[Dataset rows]
(begin)

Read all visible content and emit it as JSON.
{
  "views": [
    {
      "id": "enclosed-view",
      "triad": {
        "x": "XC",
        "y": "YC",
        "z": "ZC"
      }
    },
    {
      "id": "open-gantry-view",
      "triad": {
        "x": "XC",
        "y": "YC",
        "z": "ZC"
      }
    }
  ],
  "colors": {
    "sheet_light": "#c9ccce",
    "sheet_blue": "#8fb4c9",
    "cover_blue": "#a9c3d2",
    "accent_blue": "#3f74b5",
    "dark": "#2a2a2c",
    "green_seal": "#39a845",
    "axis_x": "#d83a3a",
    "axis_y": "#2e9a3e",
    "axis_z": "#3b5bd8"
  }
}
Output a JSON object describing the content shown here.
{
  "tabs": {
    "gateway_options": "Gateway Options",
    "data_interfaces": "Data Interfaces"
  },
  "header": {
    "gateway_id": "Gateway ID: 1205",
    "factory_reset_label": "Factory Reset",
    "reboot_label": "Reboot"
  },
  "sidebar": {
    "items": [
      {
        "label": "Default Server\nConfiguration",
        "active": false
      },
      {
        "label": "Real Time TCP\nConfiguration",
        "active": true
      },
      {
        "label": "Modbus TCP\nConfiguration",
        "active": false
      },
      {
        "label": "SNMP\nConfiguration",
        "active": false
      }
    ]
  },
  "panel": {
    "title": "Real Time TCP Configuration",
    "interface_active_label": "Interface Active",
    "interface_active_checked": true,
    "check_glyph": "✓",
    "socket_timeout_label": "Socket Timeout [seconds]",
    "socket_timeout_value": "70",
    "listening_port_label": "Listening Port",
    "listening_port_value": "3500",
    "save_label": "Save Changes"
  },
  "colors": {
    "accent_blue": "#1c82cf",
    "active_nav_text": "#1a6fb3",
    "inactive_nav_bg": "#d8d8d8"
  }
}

(end)

• **What the task requires**
Gather every line containing the word "true" and copy it.

• **Written answer**
        "active": true
    "interface_active_checked": true,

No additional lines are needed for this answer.